To be done — Please transcribe the data below exactly. Leave the pictures out.

Supplied information —
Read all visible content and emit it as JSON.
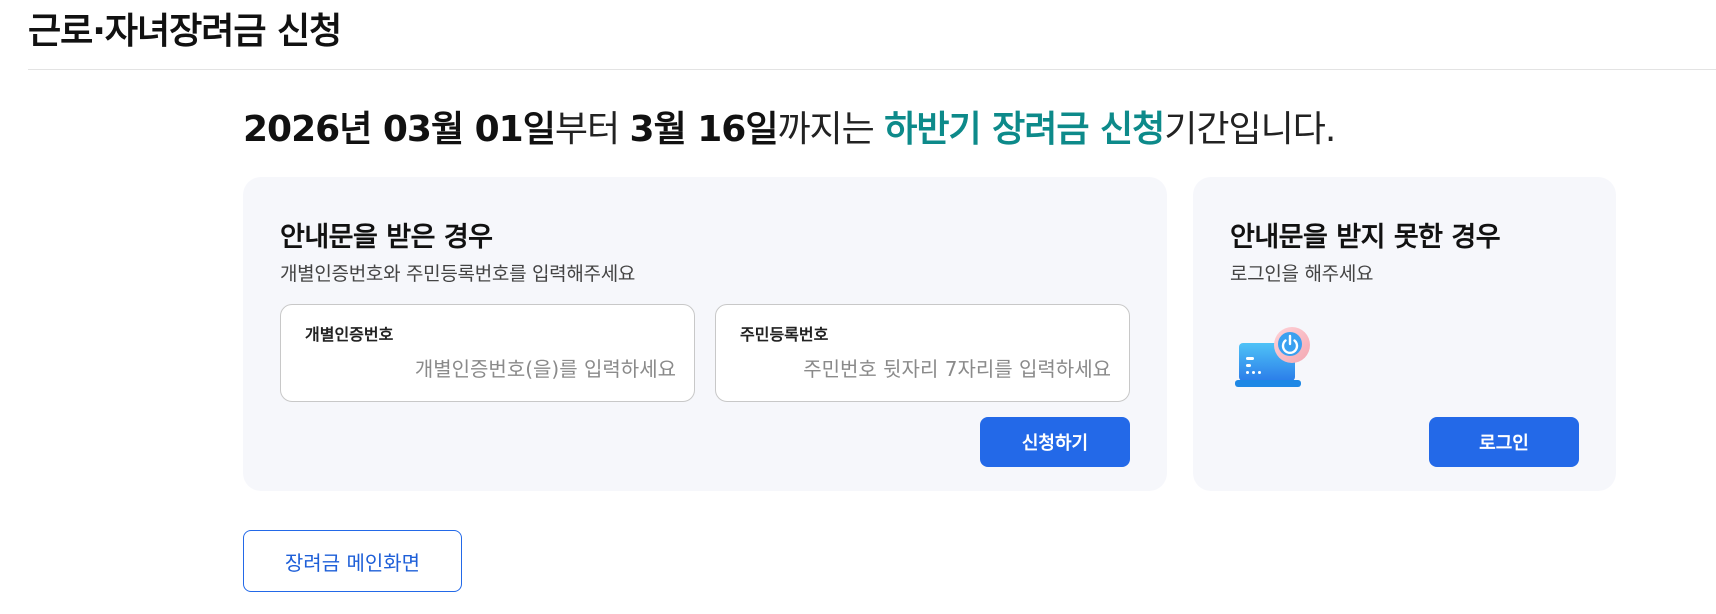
{
  "header": {
    "title": "근로·자녀장려금 신청"
  },
  "period": {
    "start_date": "2026년 03월 01일",
    "from_suffix": "부터 ",
    "end_date": "3월 16일",
    "until_suffix": "까지는 ",
    "application_name": "하반기 장려금 신청",
    "tail": "기간입니다."
  },
  "received_notice": {
    "heading": "안내문을 받은 경우",
    "subtitle": "개별인증번호와 주민등록번호를 입력해주세요",
    "auth_field": {
      "label": "개별인증번호",
      "value": "",
      "placeholder": "개별인증번호(을)를 입력하세요"
    },
    "rrn_field": {
      "label": "주민등록번호",
      "value": "",
      "placeholder": "주민번호 뒷자리 7자리를 입력하세요"
    },
    "apply_button": "신청하기"
  },
  "no_notice": {
    "heading": "안내문을 받지 못한 경우",
    "subtitle": "로그인을 해주세요",
    "illustration": "laptop-power-icon",
    "login_button": "로그인"
  },
  "footer": {
    "main_button": "장려금 메인화면"
  },
  "colors": {
    "accent_teal": "#0d8a8a",
    "primary_blue": "#2369e8",
    "card_bg": "#f6f7fb"
  }
}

Written answer —
Read all visible content and emit it as JSON.
{
  "header": {
    "title": "근로·자녀장려금 신청"
  },
  "period": {
    "start_date": "2026년 03월 01일",
    "from_suffix": "부터 ",
    "end_date": "3월 16일",
    "until_suffix": "까지는 ",
    "application_name": "하반기 장려금 신청",
    "tail": "기간입니다."
  },
  "received_notice": {
    "heading": "안내문을 받은 경우",
    "subtitle": "개별인증번호와 주민등록번호를 입력해주세요",
    "auth_field": {
      "label": "개별인증번호",
      "value": "",
      "placeholder": "개별인증번호(을)를 입력하세요"
    },
    "rrn_field": {
      "label": "주민등록번호",
      "value": "",
      "placeholder": "주민번호 뒷자리 7자리를 입력하세요"
    },
    "apply_button": "신청하기"
  },
  "no_notice": {
    "heading": "안내문을 받지 못한 경우",
    "subtitle": "로그인을 해주세요",
    "illustration": "laptop-power-icon",
    "login_button": "로그인"
  },
  "footer": {
    "main_button": "장려금 메인화면"
  },
  "colors": {
    "accent_teal": "#0d8a8a",
    "primary_blue": "#2369e8",
    "card_bg": "#f6f7fb"
  }
}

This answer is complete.